Lines of data:
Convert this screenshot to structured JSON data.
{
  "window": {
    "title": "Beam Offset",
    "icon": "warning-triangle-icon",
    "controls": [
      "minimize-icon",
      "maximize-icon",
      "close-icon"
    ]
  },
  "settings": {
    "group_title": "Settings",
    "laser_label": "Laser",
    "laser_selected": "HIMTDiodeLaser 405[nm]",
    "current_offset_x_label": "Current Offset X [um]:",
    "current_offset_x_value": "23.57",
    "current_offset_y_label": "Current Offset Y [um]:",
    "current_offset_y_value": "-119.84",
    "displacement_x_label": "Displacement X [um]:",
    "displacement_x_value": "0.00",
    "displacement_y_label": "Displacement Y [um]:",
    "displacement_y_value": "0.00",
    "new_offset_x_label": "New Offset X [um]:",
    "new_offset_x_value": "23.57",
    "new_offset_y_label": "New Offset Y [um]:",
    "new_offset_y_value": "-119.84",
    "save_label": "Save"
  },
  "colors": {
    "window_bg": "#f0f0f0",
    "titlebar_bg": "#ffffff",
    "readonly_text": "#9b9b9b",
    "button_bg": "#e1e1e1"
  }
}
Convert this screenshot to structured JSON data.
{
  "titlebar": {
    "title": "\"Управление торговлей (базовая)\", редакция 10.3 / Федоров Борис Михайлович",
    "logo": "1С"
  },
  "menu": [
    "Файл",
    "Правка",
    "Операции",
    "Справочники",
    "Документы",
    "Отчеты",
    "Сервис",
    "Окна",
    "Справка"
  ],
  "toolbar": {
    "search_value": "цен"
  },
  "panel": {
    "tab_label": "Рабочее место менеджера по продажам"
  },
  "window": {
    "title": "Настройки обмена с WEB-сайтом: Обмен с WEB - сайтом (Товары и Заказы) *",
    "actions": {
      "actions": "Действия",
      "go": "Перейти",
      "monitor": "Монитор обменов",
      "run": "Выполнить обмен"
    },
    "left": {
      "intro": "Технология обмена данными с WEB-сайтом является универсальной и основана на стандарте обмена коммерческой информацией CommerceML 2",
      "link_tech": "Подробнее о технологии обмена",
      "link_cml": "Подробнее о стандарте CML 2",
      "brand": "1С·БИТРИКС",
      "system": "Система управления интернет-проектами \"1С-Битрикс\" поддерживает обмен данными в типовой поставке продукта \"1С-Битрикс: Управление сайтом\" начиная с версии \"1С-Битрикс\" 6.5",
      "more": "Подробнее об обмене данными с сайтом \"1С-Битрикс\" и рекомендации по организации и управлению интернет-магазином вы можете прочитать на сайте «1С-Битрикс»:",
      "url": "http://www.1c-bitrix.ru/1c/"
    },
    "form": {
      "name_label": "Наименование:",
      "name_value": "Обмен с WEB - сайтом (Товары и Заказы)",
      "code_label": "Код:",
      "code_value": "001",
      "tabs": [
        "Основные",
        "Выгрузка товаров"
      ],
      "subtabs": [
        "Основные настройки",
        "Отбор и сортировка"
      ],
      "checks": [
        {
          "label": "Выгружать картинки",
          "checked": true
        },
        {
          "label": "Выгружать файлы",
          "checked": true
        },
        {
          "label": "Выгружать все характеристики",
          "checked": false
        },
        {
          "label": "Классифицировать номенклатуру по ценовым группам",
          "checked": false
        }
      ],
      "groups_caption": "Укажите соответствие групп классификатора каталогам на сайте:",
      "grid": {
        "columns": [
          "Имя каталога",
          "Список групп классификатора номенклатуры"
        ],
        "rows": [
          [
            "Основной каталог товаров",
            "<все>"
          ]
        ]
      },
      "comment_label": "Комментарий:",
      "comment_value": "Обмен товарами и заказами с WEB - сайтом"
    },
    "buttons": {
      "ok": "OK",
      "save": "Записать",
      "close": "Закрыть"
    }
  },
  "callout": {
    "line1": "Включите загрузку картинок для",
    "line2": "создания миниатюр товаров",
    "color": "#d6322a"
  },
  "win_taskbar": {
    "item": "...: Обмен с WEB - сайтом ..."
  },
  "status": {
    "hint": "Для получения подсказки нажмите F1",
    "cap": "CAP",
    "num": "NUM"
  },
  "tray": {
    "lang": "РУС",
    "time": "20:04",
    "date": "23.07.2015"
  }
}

Required task: Repeat the records above exactly, from the first line to the last.

Solution for this task:
Convert this screenshot to structured JSON data.
{
  "window": {
    "title": "Beam Offset",
    "icon": "warning-triangle-icon",
    "controls": [
      "minimize-icon",
      "maximize-icon",
      "close-icon"
    ]
  },
  "settings": {
    "group_title": "Settings",
    "laser_label": "Laser",
    "laser_selected": "HIMTDiodeLaser 405[nm]",
    "current_offset_x_label": "Current Offset X [um]:",
    "current_offset_x_value": "23.57",
    "current_offset_y_label": "Current Offset Y [um]:",
    "current_offset_y_value": "-119.84",
    "displacement_x_label": "Displacement X [um]:",
    "displacement_x_value": "0.00",
    "displacement_y_label": "Displacement Y [um]:",
    "displacement_y_value": "0.00",
    "new_offset_x_label": "New Offset X [um]:",
    "new_offset_x_value": "23.57",
    "new_offset_y_label": "New Offset Y [um]:",
    "new_offset_y_value": "-119.84",
    "save_label": "Save"
  },
  "colors": {
    "window_bg": "#f0f0f0",
    "titlebar_bg": "#ffffff",
    "readonly_text": "#9b9b9b",
    "button_bg": "#e1e1e1"
  }
}
Convert this screenshot to structured JSON data.
{
  "titlebar": {
    "title": "\"Управление торговлей (базовая)\", редакция 10.3 / Федоров Борис Михайлович",
    "logo": "1С"
  },
  "menu": [
    "Файл",
    "Правка",
    "Операции",
    "Справочники",
    "Документы",
    "Отчеты",
    "Сервис",
    "Окна",
    "Справка"
  ],
  "toolbar": {
    "search_value": "цен"
  },
  "panel": {
    "tab_label": "Рабочее место менеджера по продажам"
  },
  "window": {
    "title": "Настройки обмена с WEB-сайтом: Обмен с WEB - сайтом (Товары и Заказы) *",
    "actions": {
      "actions": "Действия",
      "go": "Перейти",
      "monitor": "Монитор обменов",
      "run": "Выполнить обмен"
    },
    "left": {
      "intro": "Технология обмена данными с WEB-сайтом является универсальной и основана на стандарте обмена коммерческой информацией CommerceML 2",
      "link_tech": "Подробнее о технологии обмена",
      "link_cml": "Подробнее о стандарте CML 2",
      "brand": "1С·БИТРИКС",
      "system": "Система управления интернет-проектами \"1С-Битрикс\" поддерживает обмен данными в типовой поставке продукта \"1С-Битрикс: Управление сайтом\" начиная с версии \"1С-Битрикс\" 6.5",
      "more": "Подробнее об обмене данными с сайтом \"1С-Битрикс\" и рекомендации по организации и управлению интернет-магазином вы можете прочитать на сайте «1С-Битрикс»:",
      "url": "http://www.1c-bitrix.ru/1c/"
    },
    "form": {
      "name_label": "Наименование:",
      "name_value": "Обмен с WEB - сайтом (Товары и Заказы)",
      "code_label": "Код:",
      "code_value": "001",
      "tabs": [
        "Основные",
        "Выгрузка товаров"
      ],
      "subtabs": [
        "Основные настройки",
        "Отбор и сортировка"
      ],
      "checks": [
        {
          "label": "Выгружать картинки",
          "checked": true
        },
        {
          "label": "Выгружать файлы",
          "checked": true
        },
        {
          "label": "Выгружать все характеристики",
          "checked": false
        },
        {
          "label": "Классифицировать номенклатуру по ценовым группам",
          "checked": false
        }
      ],
      "groups_caption": "Укажите соответствие групп классификатора каталогам на сайте:",
      "grid": {
        "columns": [
          "Имя каталога",
          "Список групп классификатора номенклатуры"
        ],
        "rows": [
          [
            "Основной каталог товаров",
            "<все>"
          ]
        ]
      },
      "comment_label": "Комментарий:",
      "comment_value": "Обмен товарами и заказами с WEB - сайтом"
    },
    "buttons": {
      "ok": "OK",
      "save": "Записать",
      "close": "Закрыть"
    }
  },
  "callout": {
    "line1": "Включите загрузку картинок для",
    "line2": "создания миниатюр товаров",
    "color": "#d6322a"
  },
  "win_taskbar": {
    "item": "...: Обмен с WEB - сайтом ..."
  },
  "status": {
    "hint": "Для получения подсказки нажмите F1",
    "cap": "CAP",
    "num": "NUM"
  },
  "tray": {
    "lang": "РУС",
    "time": "20:04",
    "date": "23.07.2015"
  }
}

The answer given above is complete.